> **ENTRIES**:
# # # # # # #
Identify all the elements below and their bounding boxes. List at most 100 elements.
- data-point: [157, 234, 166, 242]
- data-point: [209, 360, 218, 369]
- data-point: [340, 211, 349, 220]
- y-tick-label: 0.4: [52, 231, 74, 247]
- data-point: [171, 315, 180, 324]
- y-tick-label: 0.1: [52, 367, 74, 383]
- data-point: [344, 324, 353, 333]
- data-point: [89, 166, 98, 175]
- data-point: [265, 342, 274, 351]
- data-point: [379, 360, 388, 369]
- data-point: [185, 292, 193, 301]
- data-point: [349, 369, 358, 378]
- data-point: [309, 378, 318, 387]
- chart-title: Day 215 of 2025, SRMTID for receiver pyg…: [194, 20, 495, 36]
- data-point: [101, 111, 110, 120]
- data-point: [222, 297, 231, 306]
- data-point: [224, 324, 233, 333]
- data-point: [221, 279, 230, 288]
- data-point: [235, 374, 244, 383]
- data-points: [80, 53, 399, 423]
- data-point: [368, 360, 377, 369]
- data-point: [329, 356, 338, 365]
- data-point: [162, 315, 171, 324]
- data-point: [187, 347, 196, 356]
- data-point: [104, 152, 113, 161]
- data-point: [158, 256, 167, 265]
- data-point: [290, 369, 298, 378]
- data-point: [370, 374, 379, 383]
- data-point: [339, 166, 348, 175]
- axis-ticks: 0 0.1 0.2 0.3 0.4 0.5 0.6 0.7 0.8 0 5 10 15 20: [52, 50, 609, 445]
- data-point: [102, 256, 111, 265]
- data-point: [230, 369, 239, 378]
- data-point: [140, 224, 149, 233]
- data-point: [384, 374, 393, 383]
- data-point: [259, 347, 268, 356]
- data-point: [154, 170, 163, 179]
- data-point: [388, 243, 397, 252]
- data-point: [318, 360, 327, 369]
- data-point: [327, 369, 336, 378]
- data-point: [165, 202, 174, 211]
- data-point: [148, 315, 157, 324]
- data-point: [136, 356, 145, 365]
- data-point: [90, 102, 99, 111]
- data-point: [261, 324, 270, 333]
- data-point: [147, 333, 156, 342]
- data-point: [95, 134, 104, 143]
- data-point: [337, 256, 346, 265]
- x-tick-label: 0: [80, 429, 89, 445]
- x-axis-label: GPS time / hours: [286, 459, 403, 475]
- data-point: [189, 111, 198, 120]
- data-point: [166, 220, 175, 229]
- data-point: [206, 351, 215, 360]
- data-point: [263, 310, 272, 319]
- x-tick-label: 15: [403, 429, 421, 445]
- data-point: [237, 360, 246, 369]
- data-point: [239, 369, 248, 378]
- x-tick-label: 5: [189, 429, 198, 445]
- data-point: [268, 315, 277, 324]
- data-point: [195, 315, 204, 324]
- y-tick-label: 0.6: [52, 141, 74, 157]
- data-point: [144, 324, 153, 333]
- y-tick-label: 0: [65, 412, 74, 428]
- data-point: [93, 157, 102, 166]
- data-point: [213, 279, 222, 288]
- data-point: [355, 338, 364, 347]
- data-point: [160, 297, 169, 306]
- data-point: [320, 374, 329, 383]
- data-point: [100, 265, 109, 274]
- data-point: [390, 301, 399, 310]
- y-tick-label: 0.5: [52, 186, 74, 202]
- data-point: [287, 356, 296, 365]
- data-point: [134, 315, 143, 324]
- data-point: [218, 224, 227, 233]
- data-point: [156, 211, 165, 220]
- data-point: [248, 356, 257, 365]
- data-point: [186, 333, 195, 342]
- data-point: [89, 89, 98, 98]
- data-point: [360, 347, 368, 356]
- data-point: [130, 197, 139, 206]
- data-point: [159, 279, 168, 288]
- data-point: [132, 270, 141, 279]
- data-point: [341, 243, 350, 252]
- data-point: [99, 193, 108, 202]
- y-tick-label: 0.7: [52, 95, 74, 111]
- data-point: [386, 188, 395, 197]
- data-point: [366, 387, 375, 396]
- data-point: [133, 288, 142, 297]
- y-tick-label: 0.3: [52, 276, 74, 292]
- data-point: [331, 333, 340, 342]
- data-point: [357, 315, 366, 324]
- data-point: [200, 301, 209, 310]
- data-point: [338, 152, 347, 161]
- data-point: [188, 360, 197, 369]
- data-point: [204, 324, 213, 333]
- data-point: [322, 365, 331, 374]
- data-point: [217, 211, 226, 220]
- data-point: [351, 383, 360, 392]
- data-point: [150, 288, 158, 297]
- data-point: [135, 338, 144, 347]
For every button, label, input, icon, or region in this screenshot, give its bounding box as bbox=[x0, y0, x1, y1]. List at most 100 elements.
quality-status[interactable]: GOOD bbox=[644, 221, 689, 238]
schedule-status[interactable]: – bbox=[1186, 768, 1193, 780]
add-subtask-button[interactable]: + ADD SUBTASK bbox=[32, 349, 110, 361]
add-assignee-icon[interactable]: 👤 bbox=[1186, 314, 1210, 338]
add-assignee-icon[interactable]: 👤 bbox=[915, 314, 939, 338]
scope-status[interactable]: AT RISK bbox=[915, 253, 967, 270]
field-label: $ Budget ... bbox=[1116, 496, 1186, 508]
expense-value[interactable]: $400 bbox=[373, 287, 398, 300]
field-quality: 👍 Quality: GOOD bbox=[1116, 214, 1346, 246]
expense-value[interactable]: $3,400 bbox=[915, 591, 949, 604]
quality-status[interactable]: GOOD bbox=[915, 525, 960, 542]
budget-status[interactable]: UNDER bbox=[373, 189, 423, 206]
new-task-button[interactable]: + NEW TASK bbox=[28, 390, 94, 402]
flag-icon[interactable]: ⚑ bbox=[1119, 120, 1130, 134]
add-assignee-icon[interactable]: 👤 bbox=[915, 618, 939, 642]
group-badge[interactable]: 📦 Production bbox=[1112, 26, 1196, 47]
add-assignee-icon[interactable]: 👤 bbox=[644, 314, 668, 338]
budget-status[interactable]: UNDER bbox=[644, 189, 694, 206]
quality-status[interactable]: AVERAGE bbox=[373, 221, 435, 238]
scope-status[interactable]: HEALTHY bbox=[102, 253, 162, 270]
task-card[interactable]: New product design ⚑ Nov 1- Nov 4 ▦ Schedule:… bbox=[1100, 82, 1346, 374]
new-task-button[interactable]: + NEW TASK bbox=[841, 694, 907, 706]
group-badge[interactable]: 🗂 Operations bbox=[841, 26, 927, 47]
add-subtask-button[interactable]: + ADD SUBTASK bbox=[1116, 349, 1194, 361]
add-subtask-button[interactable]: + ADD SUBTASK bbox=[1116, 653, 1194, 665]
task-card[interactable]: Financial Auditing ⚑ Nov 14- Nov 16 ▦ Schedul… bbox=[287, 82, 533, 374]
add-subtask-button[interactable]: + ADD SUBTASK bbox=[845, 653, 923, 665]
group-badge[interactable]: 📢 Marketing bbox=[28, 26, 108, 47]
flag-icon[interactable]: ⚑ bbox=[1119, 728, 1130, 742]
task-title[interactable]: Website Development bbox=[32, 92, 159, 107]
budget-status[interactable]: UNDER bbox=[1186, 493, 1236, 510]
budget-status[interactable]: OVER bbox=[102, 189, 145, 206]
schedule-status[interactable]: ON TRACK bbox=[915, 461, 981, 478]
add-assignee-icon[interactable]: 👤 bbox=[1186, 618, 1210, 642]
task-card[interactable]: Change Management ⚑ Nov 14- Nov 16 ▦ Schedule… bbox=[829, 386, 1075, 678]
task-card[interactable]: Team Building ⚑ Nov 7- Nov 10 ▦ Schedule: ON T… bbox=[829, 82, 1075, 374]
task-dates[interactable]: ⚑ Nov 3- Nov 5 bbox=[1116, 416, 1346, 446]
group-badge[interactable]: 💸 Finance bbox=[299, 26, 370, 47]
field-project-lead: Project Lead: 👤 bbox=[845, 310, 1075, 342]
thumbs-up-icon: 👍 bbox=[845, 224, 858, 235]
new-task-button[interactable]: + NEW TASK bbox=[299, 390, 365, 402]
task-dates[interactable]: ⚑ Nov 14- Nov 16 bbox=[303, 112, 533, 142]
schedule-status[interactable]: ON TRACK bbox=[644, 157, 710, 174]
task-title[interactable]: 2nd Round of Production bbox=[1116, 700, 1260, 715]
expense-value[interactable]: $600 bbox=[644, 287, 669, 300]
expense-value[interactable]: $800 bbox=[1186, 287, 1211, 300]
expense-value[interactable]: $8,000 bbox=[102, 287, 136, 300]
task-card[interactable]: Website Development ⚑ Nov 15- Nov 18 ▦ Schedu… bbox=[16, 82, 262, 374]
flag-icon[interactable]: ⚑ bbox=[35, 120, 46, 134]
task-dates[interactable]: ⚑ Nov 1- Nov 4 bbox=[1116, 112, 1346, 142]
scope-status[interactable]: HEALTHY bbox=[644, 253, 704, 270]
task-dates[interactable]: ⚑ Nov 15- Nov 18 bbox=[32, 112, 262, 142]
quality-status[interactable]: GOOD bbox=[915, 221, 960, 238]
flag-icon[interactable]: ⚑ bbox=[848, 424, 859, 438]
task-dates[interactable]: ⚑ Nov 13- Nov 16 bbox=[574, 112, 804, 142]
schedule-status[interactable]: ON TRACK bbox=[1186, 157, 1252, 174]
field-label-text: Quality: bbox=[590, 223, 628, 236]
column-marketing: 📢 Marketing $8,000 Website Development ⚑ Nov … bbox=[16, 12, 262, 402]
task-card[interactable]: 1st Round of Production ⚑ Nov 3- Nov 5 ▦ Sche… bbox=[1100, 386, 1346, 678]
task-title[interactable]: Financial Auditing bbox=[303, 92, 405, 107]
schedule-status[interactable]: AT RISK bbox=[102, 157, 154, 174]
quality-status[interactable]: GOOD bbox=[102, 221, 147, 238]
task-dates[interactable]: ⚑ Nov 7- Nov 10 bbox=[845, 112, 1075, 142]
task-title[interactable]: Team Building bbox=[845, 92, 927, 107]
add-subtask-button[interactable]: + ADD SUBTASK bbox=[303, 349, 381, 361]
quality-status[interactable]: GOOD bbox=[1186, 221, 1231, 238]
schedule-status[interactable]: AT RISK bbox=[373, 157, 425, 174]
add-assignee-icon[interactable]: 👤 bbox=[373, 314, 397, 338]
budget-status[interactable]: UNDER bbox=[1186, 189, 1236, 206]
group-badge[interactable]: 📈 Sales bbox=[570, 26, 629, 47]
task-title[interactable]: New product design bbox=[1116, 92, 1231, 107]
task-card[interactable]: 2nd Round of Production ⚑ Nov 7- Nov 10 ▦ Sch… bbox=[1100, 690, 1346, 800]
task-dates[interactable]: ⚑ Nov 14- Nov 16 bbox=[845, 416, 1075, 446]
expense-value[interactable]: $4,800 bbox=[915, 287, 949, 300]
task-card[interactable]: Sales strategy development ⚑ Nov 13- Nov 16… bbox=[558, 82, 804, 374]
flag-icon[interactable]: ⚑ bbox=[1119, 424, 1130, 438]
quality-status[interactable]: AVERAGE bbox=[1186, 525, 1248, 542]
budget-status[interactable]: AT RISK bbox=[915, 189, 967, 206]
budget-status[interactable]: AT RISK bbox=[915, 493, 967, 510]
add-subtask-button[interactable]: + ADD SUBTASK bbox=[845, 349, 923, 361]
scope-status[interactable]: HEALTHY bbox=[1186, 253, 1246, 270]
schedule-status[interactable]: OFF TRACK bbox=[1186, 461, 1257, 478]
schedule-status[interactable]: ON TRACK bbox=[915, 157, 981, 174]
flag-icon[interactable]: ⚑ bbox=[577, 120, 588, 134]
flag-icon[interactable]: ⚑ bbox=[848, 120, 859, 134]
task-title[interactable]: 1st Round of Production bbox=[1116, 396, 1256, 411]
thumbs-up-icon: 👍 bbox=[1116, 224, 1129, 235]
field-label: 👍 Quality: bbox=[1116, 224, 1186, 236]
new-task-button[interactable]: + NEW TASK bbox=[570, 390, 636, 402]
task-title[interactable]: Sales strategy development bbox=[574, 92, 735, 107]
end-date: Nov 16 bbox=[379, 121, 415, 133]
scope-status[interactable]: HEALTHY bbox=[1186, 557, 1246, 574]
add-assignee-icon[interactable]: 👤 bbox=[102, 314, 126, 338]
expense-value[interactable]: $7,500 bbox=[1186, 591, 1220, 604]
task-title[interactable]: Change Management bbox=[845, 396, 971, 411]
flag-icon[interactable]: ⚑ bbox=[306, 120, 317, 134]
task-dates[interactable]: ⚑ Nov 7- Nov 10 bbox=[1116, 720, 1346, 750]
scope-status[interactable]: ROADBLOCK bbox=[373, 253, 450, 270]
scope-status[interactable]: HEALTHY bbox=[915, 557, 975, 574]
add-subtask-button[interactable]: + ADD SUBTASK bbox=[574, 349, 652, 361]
# # # # # # #
> **REQUIREMENTS**: Which lines in the records above contain the string "value"? Copy each of those lines.

> **RESULT**:
expense-value[interactable]: $400 bbox=[373, 287, 398, 300]
expense-value[interactable]: $3,400 bbox=[915, 591, 949, 604]
expense-value[interactable]: $600 bbox=[644, 287, 669, 300]
expense-value[interactable]: $800 bbox=[1186, 287, 1211, 300]
expense-value[interactable]: $8,000 bbox=[102, 287, 136, 300]
expense-value[interactable]: $4,800 bbox=[915, 287, 949, 300]
expense-value[interactable]: $7,500 bbox=[1186, 591, 1220, 604]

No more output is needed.